(Data records)
================
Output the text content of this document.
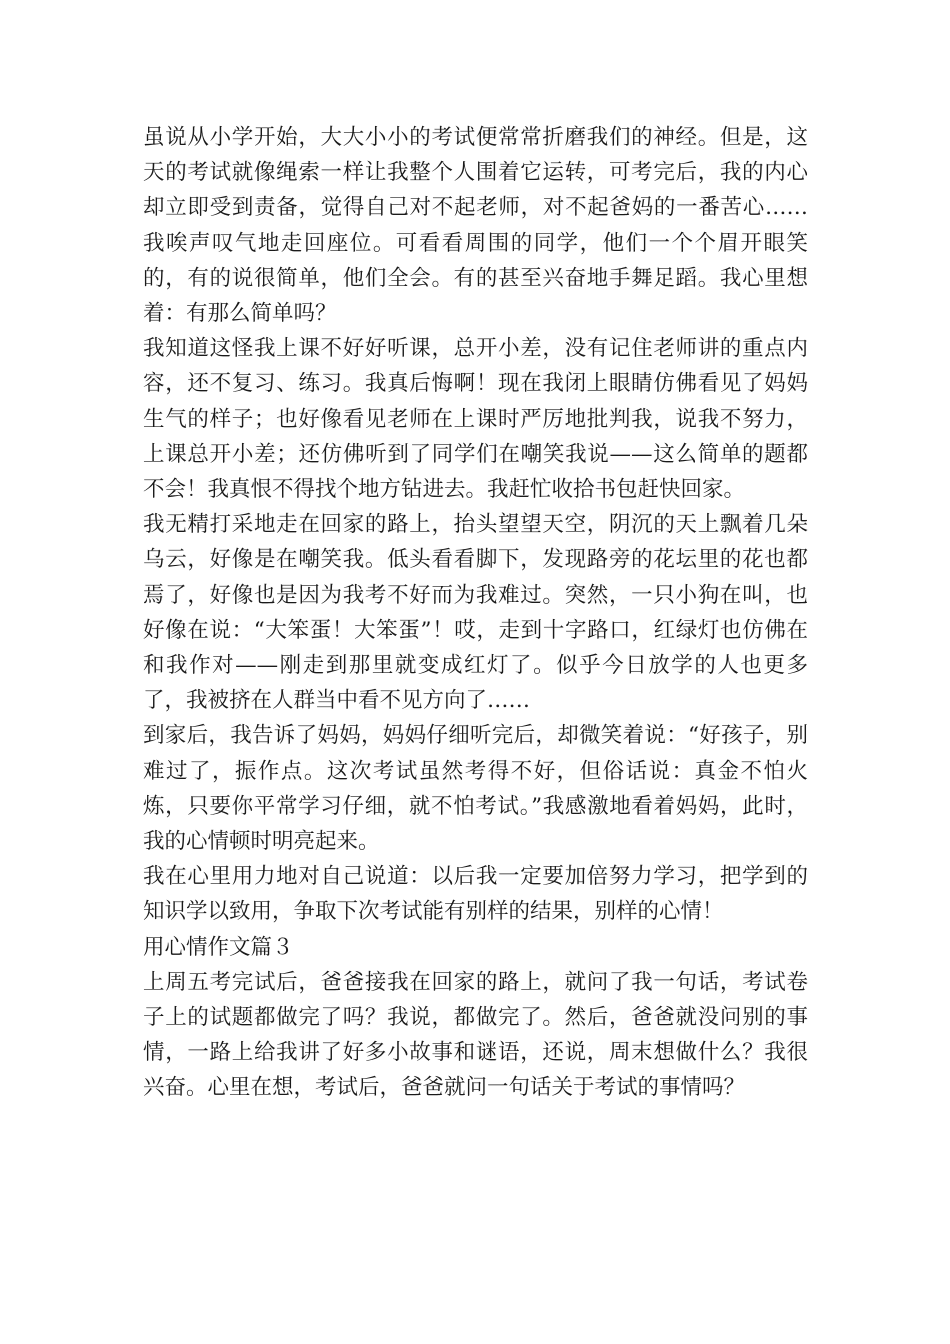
虽说从小学开始，大大小小的考试便常常折磨我们的神经。但是，这天的考试就像绳索一样让我整个人围着它运转，可考完后，我的内心却立即受到责备，觉得自己对不起老师，对不起爸妈的一番苦心……我唉声叹气地走回座位。可看看周围的同学，他们一个个眉开眼笑的，有的说很简单，他们全会。有的甚至兴奋地手舞足蹈。我心里想着：有那么简单吗？

我知道这怪我上课不好好听课，总开小差，没有记住老师讲的重点内容，还不复习、练习。我真后悔啊！现在我闭上眼睛仿佛看见了妈妈生气的样子；也好像看见老师在上课时严厉地批判我，说我不努力，上课总开小差；还仿佛听到了同学们在嘲笑我说——这么简单的题都不会！我真恨不得找个地方钻进去。我赶忙收拾书包赶快回家。

我无精打采地走在回家的路上，抬头望望天空，阴沉的天上飘着几朵乌云，好像是在嘲笑我。低头看看脚下，发现路旁的花坛里的花也都焉了，好像也是因为我考不好而为我难过。突然，一只小狗在叫，也好像在说：“大笨蛋！大笨蛋”！哎，走到十字路口，红绿灯也仿佛在和我作对——刚走到那里就变成红灯了。似乎今日放学的人也更多了，我被挤在人群当中看不见方向了……

到家后，我告诉了妈妈，妈妈仔细听完后，却微笑着说：“好孩子，别难过了，振作点。这次考试虽然考得不好，但俗话说：真金不怕火炼，只要你平常学习仔细，就不怕考试。”我感激地看着妈妈，此时，我的心情顿时明亮起来。

我在心里用力地对自己说道：以后我一定要加倍努力学习，把学到的知识学以致用，争取下次考试能有别样的结果，别样的心情！

用心情作文篇３

上周五考完试后，爸爸接我在回家的路上，就问了我一句话，考试卷子上的试题都做完了吗？我说，都做完了。然后，爸爸就没问别的事情，一路上给我讲了好多小故事和谜语，还说，周末想做什么？我很兴奋。心里在想，考试后，爸爸就问一句话关于考试的事情吗？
================
| SHORT EXERCISE |
Write out every entry again word for word, without any of the pictures.

| CORRECT RESULT |
Output the text content of this document.
虽说从小学开始，大大小小的考试便常常折磨我们的神经。但是，这天的考试就像绳索一样让我整个人围着它运转，可考完后，我的内心却立即受到责备，觉得自己对不起老师，对不起爸妈的一番苦心……我唉声叹气地走回座位。可看看周围的同学，他们一个个眉开眼笑的，有的说很简单，他们全会。有的甚至兴奋地手舞足蹈。我心里想着：有那么简单吗？

我知道这怪我上课不好好听课，总开小差，没有记住老师讲的重点内容，还不复习、练习。我真后悔啊！现在我闭上眼睛仿佛看见了妈妈生气的样子；也好像看见老师在上课时严厉地批判我，说我不努力，上课总开小差；还仿佛听到了同学们在嘲笑我说——这么简单的题都不会！我真恨不得找个地方钻进去。我赶忙收拾书包赶快回家。

我无精打采地走在回家的路上，抬头望望天空，阴沉的天上飘着几朵乌云，好像是在嘲笑我。低头看看脚下，发现路旁的花坛里的花也都焉了，好像也是因为我考不好而为我难过。突然，一只小狗在叫，也好像在说：“大笨蛋！大笨蛋”！哎，走到十字路口，红绿灯也仿佛在和我作对——刚走到那里就变成红灯了。似乎今日放学的人也更多了，我被挤在人群当中看不见方向了……

到家后，我告诉了妈妈，妈妈仔细听完后，却微笑着说：“好孩子，别难过了，振作点。这次考试虽然考得不好，但俗话说：真金不怕火炼，只要你平常学习仔细，就不怕考试。”我感激地看着妈妈，此时，我的心情顿时明亮起来。

我在心里用力地对自己说道：以后我一定要加倍努力学习，把学到的知识学以致用，争取下次考试能有别样的结果，别样的心情！

用心情作文篇３

上周五考完试后，爸爸接我在回家的路上，就问了我一句话，考试卷子上的试题都做完了吗？我说，都做完了。然后，爸爸就没问别的事情，一路上给我讲了好多小故事和谜语，还说，周末想做什么？我很兴奋。心里在想，考试后，爸爸就问一句话关于考试的事情吗？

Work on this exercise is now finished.